PROBLEM STATEMENT: Lift every line from the entries that includes the word "platform".

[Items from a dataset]
** Start **

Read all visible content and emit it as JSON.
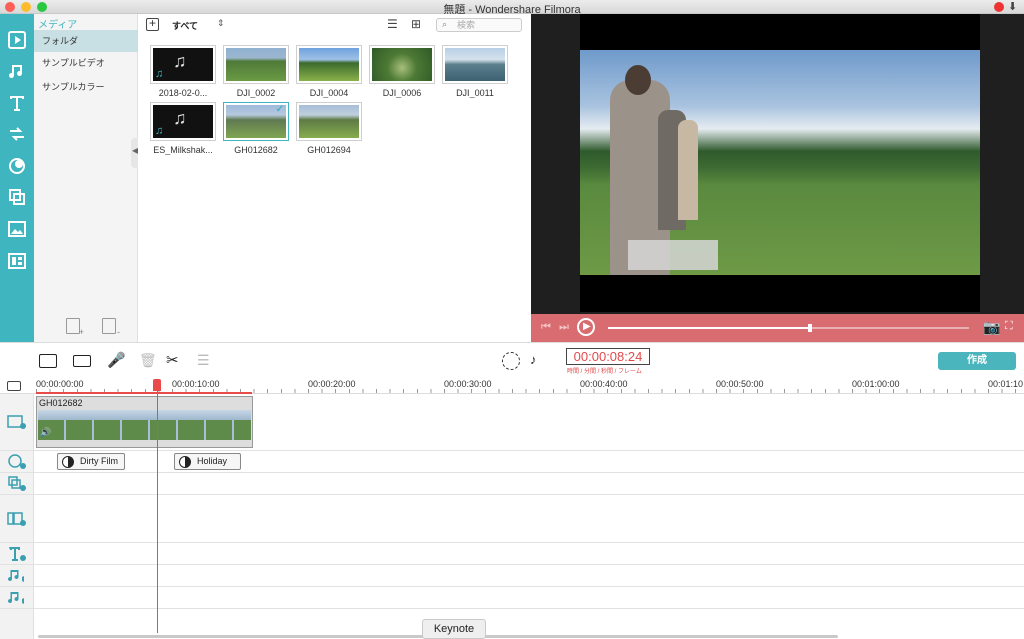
{
  "window": {
    "title": "無題 - Wondershare Filmora"
  },
  "sidebar": {
    "header": "メディア",
    "items": [
      {
        "label": "フォルダ",
        "selected": true
      },
      {
        "label": "サンプルビデオ"
      },
      {
        "label": "サンプルカラー"
      }
    ]
  },
  "media_toolbar": {
    "filter": "すべて",
    "search_placeholder": "検索"
  },
  "media_items": [
    {
      "label": "2018-02-0...",
      "kind": "audio"
    },
    {
      "label": "DJI_0002",
      "kind": "video"
    },
    {
      "label": "DJI_0004",
      "kind": "video"
    },
    {
      "label": "DJI_0006",
      "kind": "video"
    },
    {
      "label": "DJI_0011",
      "kind": "video"
    },
    {
      "label": "ES_Milkshak...",
      "kind": "audio"
    },
    {
      "label": "GH012682",
      "kind": "video",
      "checked": true
    },
    {
      "label": "GH012694",
      "kind": "video"
    }
  ],
  "playback": {
    "progress": 0.56
  },
  "toolbar": {
    "timecode": "00:00:08:24",
    "timecode_caption": "時間 / 分間 / 秒間 / フレーム",
    "export_label": "作成"
  },
  "ruler": {
    "labels": [
      "00:00:00:00",
      "00:00:10:00",
      "00:00:20:00",
      "00:00:30:00",
      "00:00:40:00",
      "00:00:50:00",
      "00:01:00:00",
      "00:01:10"
    ]
  },
  "timeline": {
    "clip_name": "GH012682",
    "effects": [
      "Dirty Film",
      "Holiday"
    ]
  },
  "dock_tooltip": "Keynote",
  "colors": {
    "accent": "#3fb5bf",
    "playhead": "#e94b4b",
    "controls_bar": "#d86c70",
    "export_button": "#4bb5bd"
  }
}
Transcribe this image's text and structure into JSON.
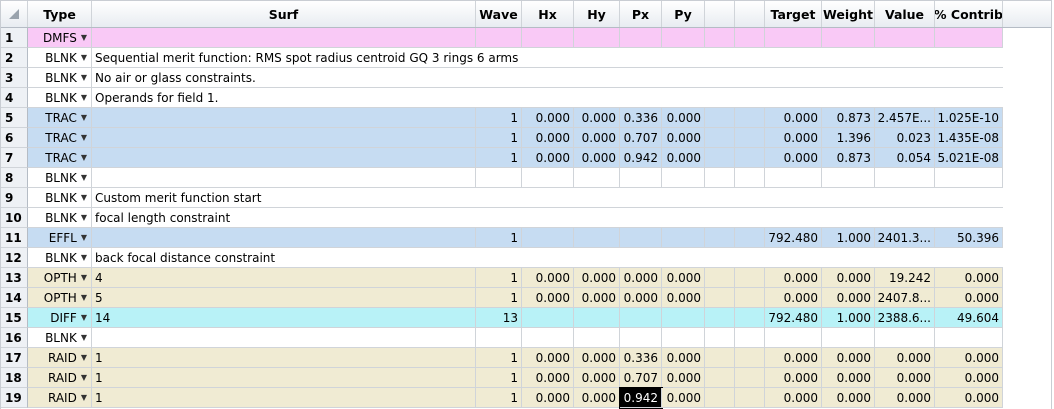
{
  "headers": [
    "Type",
    "Surf",
    "Wave",
    "Hx",
    "Hy",
    "Px",
    "Py",
    "",
    "",
    "Target",
    "Weight",
    "Value",
    "% Contrib"
  ],
  "rows": [
    {
      "num": "1",
      "type": "DMFS",
      "color": "pink",
      "comment": "",
      "cells": [
        "",
        "",
        "",
        "",
        "",
        "",
        "",
        "",
        "",
        "",
        "",
        ""
      ]
    },
    {
      "num": "2",
      "type": "BLNK",
      "color": "white",
      "comment": "Sequential merit function: RMS spot radius centroid GQ 3 rings 6 arms",
      "cells": []
    },
    {
      "num": "3",
      "type": "BLNK",
      "color": "white",
      "comment": "No air or glass constraints.",
      "cells": []
    },
    {
      "num": "4",
      "type": "BLNK",
      "color": "white",
      "comment": "Operands for field 1.",
      "cells": []
    },
    {
      "num": "5",
      "type": "TRAC",
      "color": "blue",
      "comment": "",
      "cells": [
        "",
        "1",
        "0.000",
        "0.000",
        "0.336",
        "0.000",
        "",
        "",
        "0.000",
        "0.873",
        "2.457E...",
        "1.025E-10"
      ]
    },
    {
      "num": "6",
      "type": "TRAC",
      "color": "blue",
      "comment": "",
      "cells": [
        "",
        "1",
        "0.000",
        "0.000",
        "0.707",
        "0.000",
        "",
        "",
        "0.000",
        "1.396",
        "0.023",
        "1.435E-08"
      ]
    },
    {
      "num": "7",
      "type": "TRAC",
      "color": "blue",
      "comment": "",
      "cells": [
        "",
        "1",
        "0.000",
        "0.000",
        "0.942",
        "0.000",
        "",
        "",
        "0.000",
        "0.873",
        "0.054",
        "5.021E-08"
      ]
    },
    {
      "num": "8",
      "type": "BLNK",
      "color": "white",
      "comment": "",
      "cells": []
    },
    {
      "num": "9",
      "type": "BLNK",
      "color": "white",
      "comment": "Custom merit function start",
      "cells": []
    },
    {
      "num": "10",
      "type": "BLNK",
      "color": "white",
      "comment": "focal length constraint",
      "cells": []
    },
    {
      "num": "11",
      "type": "EFFL",
      "color": "blue",
      "comment": "",
      "cells": [
        "",
        "1",
        "",
        "",
        "",
        "",
        "",
        "",
        "792.480",
        "1.000",
        "2401.3...",
        "50.396"
      ]
    },
    {
      "num": "12",
      "type": "BLNK",
      "color": "white",
      "comment": "back focal distance constraint",
      "cells": []
    },
    {
      "num": "13",
      "type": "OPTH",
      "color": "tan",
      "comment": "",
      "cells": [
        "4",
        "1",
        "0.000",
        "0.000",
        "0.000",
        "0.000",
        "",
        "",
        "0.000",
        "0.000",
        "19.242",
        "0.000"
      ]
    },
    {
      "num": "14",
      "type": "OPTH",
      "color": "tan",
      "comment": "",
      "cells": [
        "5",
        "1",
        "0.000",
        "0.000",
        "0.000",
        "0.000",
        "",
        "",
        "0.000",
        "0.000",
        "2407.8...",
        "0.000"
      ]
    },
    {
      "num": "15",
      "type": "DIFF",
      "color": "cyan",
      "comment": "",
      "cells": [
        "14",
        "13",
        "",
        "",
        "",
        "",
        "",
        "",
        "792.480",
        "1.000",
        "2388.6...",
        "49.604"
      ]
    },
    {
      "num": "16",
      "type": "BLNK",
      "color": "white",
      "comment": "",
      "cells": []
    },
    {
      "num": "17",
      "type": "RAID",
      "color": "tan",
      "comment": "",
      "cells": [
        "1",
        "1",
        "0.000",
        "0.000",
        "0.336",
        "0.000",
        "",
        "",
        "0.000",
        "0.000",
        "0.000",
        "0.000"
      ]
    },
    {
      "num": "18",
      "type": "RAID",
      "color": "tan",
      "comment": "",
      "cells": [
        "1",
        "1",
        "0.000",
        "0.000",
        "0.707",
        "0.000",
        "",
        "",
        "0.000",
        "0.000",
        "0.000",
        "0.000"
      ]
    },
    {
      "num": "19",
      "type": "RAID",
      "color": "tan",
      "comment": "",
      "cells": [
        "1",
        "1",
        "0.000",
        "0.000",
        "0.942",
        "0.000",
        "",
        "",
        "0.000",
        "0.000",
        "0.000",
        "0.000"
      ]
    }
  ],
  "selected_cell": {
    "row": "19",
    "column": "Px"
  }
}
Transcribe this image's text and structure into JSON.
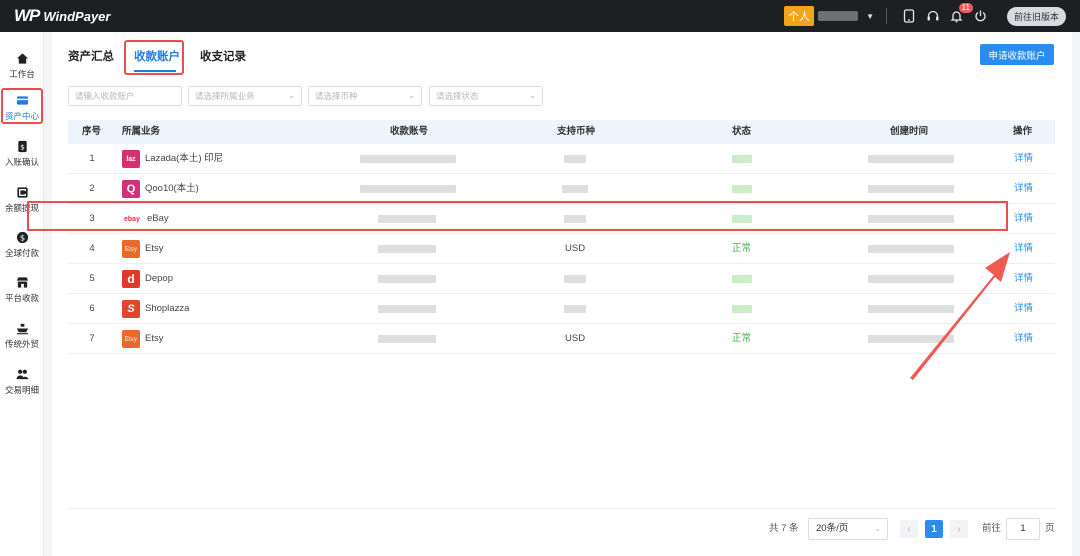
{
  "brand": {
    "mark": "WP",
    "name": "WindPayer"
  },
  "topbar": {
    "account_type": "个人",
    "notification_count": "11",
    "old_version_label": "前往旧版本",
    "icons": [
      "tablet-icon",
      "headset-icon",
      "bell-icon",
      "power-icon"
    ]
  },
  "sidebar": {
    "items": [
      {
        "label": "工作台",
        "icon": "home-icon"
      },
      {
        "label": "资产中心",
        "icon": "card-icon",
        "active": true
      },
      {
        "label": "入账确认",
        "icon": "deposit-icon"
      },
      {
        "label": "余额提现",
        "icon": "withdraw-icon"
      },
      {
        "label": "全球付款",
        "icon": "dollar-icon"
      },
      {
        "label": "平台收款",
        "icon": "store-icon"
      },
      {
        "label": "传统外贸",
        "icon": "ship-icon"
      },
      {
        "label": "交易明细",
        "icon": "users-icon"
      }
    ]
  },
  "tabs": [
    {
      "label": "资产汇总"
    },
    {
      "label": "收款账户",
      "active": true
    },
    {
      "label": "收支记录"
    }
  ],
  "apply_button": "申请收款账户",
  "filters": {
    "account": {
      "placeholder": "请输入收款账户"
    },
    "business": {
      "placeholder": "请选择所属业务"
    },
    "currency": {
      "placeholder": "请选择币种"
    },
    "status": {
      "placeholder": "请选择状态"
    }
  },
  "table": {
    "columns": {
      "index": "序号",
      "business": "所属业务",
      "account": "收款账号",
      "currency": "支持币种",
      "status": "状态",
      "created": "创建时间",
      "action": "操作"
    },
    "rows": [
      {
        "index": "1",
        "platform": "Lazada(本土) 印尼",
        "logo_text": "laz",
        "logo_color": "#d3326e",
        "currency": "",
        "status": "",
        "action": "详情"
      },
      {
        "index": "2",
        "platform": "Qoo10(本土)",
        "logo_text": "Q",
        "logo_color": "#d3327a",
        "currency": "",
        "status": "",
        "action": "详情"
      },
      {
        "index": "3",
        "platform": "eBay",
        "logo_text": "ebay",
        "logo_color": "#ffffff",
        "currency": "",
        "status": "",
        "action": "详情"
      },
      {
        "index": "4",
        "platform": "Etsy",
        "logo_text": "Etsy",
        "logo_color": "#e8692a",
        "currency": "USD",
        "status": "正常",
        "action": "详情"
      },
      {
        "index": "5",
        "platform": "Depop",
        "logo_text": "d",
        "logo_color": "#e23a2a",
        "currency": "",
        "status": "",
        "action": "详情"
      },
      {
        "index": "6",
        "platform": "Shoplazza",
        "logo_text": "S",
        "logo_color": "#e2452e",
        "currency": "",
        "status": "",
        "action": "详情"
      },
      {
        "index": "7",
        "platform": "Etsy",
        "logo_text": "Etsy",
        "logo_color": "#e8692a",
        "currency": "USD",
        "status": "正常",
        "action": "详情"
      }
    ]
  },
  "pagination": {
    "total": "共 7 条",
    "page_size": "20条/页",
    "prev": "‹",
    "current": "1",
    "next": "›",
    "goto_label": "前往",
    "goto_value": "1",
    "page_unit": "页"
  },
  "colors": {
    "accent": "#2b8cf0",
    "highlight": "#e8504a",
    "status_ok": "#46b34a",
    "topbar": "#1d1f23"
  }
}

** End **

RESULT OF THIS TASK:
        "platform": "Lazada(本土) 印尼",
        "platform": "Qoo10(本土)",
        "platform": "eBay",
        "platform": "Etsy",
        "platform": "Depop",
        "platform": "Shoplazza",
        "platform": "Etsy",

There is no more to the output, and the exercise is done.